# start of Data entries
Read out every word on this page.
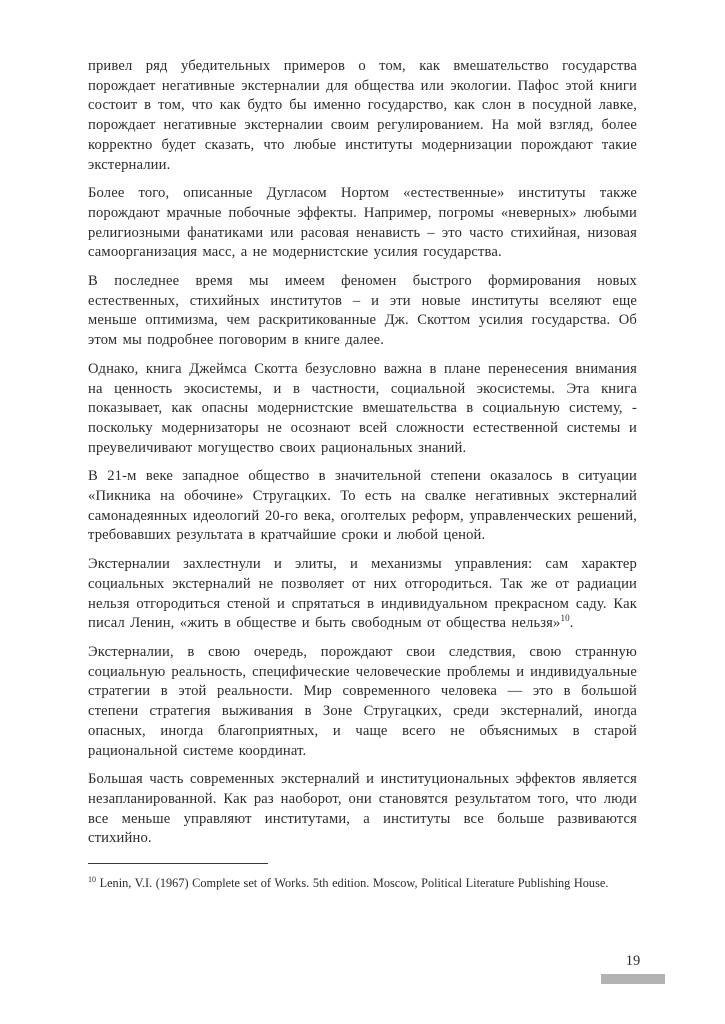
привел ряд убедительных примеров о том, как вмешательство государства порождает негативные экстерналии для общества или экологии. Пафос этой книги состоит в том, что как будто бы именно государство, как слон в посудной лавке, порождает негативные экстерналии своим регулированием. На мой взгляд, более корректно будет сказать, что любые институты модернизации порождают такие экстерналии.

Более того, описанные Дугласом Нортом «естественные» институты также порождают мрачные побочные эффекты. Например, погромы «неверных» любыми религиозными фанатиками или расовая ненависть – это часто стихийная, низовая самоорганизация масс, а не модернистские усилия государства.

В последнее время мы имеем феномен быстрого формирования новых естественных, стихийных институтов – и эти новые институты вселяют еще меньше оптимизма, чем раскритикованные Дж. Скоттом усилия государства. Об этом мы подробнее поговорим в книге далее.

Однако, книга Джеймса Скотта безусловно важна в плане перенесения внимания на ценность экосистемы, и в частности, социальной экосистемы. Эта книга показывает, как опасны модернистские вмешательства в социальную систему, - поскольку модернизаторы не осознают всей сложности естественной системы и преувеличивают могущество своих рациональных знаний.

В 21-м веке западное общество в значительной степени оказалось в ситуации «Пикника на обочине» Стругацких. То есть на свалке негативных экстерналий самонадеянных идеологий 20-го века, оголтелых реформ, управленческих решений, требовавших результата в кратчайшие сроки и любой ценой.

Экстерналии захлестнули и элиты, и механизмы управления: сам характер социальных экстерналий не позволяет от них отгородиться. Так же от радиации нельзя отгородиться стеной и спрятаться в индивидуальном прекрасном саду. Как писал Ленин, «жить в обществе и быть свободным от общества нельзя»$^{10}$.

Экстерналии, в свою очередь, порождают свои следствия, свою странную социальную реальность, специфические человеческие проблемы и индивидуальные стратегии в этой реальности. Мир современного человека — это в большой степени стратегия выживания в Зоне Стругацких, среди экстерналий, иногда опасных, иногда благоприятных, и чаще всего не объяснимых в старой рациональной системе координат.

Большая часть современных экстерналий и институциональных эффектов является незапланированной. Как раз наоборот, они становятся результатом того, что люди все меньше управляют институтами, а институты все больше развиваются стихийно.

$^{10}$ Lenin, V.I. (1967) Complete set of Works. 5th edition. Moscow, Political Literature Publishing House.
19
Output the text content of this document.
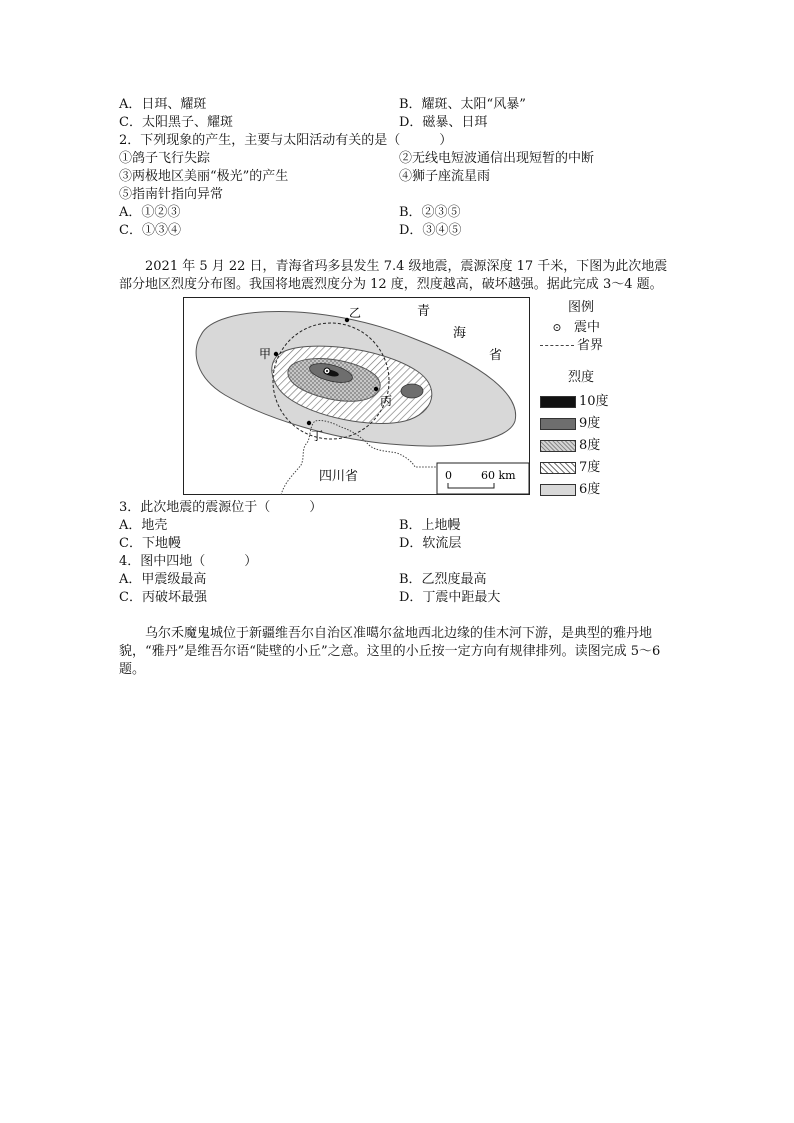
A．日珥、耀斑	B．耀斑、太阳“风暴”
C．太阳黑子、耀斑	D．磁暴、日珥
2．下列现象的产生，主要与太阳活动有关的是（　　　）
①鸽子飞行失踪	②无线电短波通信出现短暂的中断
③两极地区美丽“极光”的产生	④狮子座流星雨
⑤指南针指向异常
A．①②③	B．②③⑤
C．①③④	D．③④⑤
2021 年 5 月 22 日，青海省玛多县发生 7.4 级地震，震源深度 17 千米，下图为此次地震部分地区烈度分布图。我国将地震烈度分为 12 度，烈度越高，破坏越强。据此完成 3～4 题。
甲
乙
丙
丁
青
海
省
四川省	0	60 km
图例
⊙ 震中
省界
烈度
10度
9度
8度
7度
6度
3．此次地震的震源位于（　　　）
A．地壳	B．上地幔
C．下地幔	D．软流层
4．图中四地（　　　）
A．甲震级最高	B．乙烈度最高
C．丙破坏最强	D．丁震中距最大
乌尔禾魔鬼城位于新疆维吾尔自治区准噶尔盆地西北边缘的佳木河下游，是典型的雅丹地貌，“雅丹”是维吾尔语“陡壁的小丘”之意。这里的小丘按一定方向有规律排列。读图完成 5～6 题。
# end of Data entries
# start of Data entries
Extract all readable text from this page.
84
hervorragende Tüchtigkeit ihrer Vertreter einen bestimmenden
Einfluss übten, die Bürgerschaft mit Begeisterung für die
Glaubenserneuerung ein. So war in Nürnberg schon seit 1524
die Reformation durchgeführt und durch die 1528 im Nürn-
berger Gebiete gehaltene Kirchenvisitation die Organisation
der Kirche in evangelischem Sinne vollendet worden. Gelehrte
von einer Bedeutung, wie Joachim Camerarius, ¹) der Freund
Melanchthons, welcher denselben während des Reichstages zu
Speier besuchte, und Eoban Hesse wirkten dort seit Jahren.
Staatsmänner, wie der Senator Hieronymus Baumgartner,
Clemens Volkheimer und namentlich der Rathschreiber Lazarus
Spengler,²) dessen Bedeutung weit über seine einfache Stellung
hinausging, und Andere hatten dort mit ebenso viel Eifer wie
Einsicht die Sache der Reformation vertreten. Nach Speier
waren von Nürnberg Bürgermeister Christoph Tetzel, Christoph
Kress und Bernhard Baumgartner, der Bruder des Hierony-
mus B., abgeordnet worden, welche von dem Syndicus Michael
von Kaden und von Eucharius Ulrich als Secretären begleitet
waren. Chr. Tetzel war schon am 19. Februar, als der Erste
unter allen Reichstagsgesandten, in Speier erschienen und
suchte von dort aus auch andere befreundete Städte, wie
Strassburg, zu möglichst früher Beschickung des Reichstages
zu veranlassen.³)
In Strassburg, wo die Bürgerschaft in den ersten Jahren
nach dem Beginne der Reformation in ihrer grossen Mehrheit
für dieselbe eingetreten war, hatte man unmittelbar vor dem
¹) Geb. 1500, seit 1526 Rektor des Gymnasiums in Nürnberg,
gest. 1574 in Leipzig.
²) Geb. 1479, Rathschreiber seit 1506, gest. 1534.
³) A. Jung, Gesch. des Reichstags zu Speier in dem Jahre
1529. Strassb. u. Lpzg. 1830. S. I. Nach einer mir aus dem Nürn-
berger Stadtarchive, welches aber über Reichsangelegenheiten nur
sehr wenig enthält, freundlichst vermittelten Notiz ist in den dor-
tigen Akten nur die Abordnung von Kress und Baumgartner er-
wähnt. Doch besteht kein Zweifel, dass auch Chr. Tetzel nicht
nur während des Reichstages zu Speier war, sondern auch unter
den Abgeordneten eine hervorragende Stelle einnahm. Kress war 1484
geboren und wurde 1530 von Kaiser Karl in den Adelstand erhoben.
# end of Data entries
**Exercise prompt**
List every line in the records above that contains the word "Reformation".

**Task result**
die Reformation durchgeführt und durch die 1528 im Nürn-
Einsicht die Sache der Reformation vertreten. Nach Speier
nach dem Beginne der Reformation in ihrer grossen Mehrheit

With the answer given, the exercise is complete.